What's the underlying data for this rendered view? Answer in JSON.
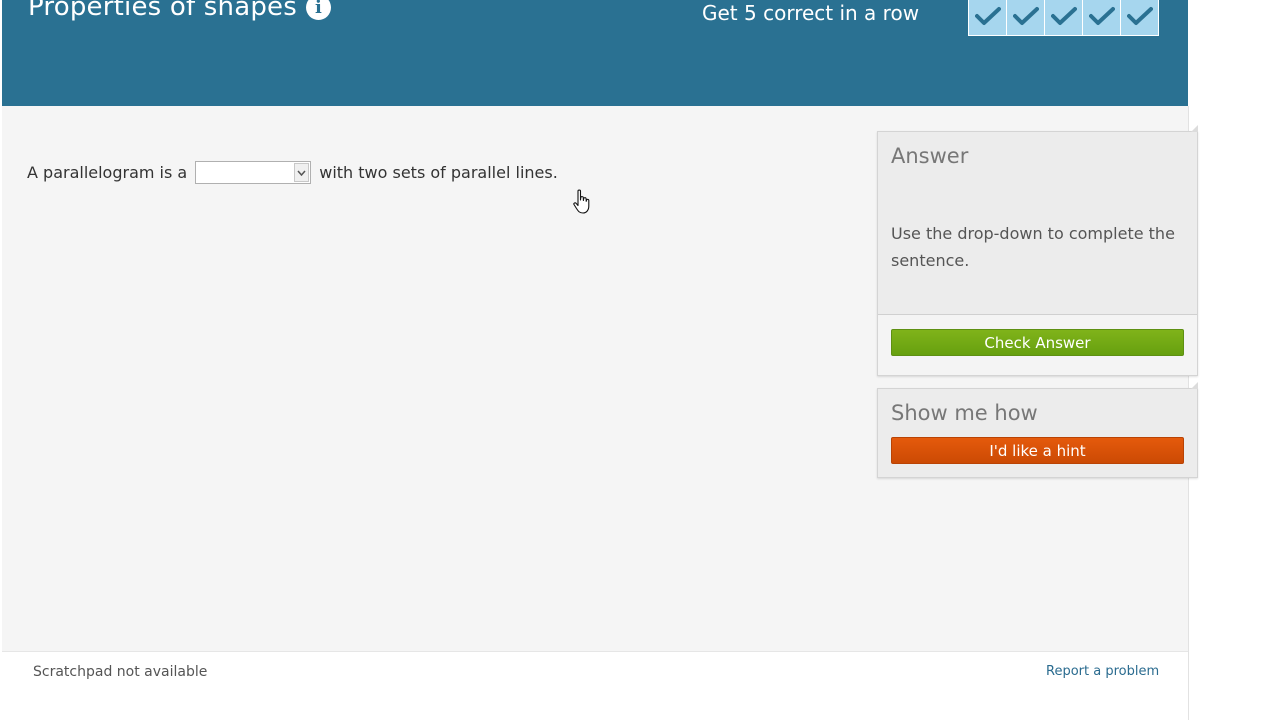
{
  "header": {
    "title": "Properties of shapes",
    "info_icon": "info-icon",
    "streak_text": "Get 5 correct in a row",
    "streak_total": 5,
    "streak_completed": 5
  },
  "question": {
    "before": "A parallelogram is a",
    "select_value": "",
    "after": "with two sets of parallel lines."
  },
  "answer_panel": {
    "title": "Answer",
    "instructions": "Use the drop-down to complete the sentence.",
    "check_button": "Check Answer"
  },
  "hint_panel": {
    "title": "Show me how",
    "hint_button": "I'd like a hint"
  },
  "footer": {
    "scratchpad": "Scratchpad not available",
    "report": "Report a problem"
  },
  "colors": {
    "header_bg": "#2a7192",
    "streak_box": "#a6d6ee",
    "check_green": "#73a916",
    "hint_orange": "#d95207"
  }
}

+-------+

* GOAL: Reproduce the data word for word, excluding its pictures.

* ANSWER TO THE TASK:
What's the underlying data for this rendered view? Answer in JSON.
{
  "header": {
    "title": "Properties of shapes",
    "info_icon": "info-icon",
    "streak_text": "Get 5 correct in a row",
    "streak_total": 5,
    "streak_completed": 5
  },
  "question": {
    "before": "A parallelogram is a",
    "select_value": "",
    "after": "with two sets of parallel lines."
  },
  "answer_panel": {
    "title": "Answer",
    "instructions": "Use the drop-down to complete the sentence.",
    "check_button": "Check Answer"
  },
  "hint_panel": {
    "title": "Show me how",
    "hint_button": "I'd like a hint"
  },
  "footer": {
    "scratchpad": "Scratchpad not available",
    "report": "Report a problem"
  },
  "colors": {
    "header_bg": "#2a7192",
    "streak_box": "#a6d6ee",
    "check_green": "#73a916",
    "hint_orange": "#d95207"
  }
}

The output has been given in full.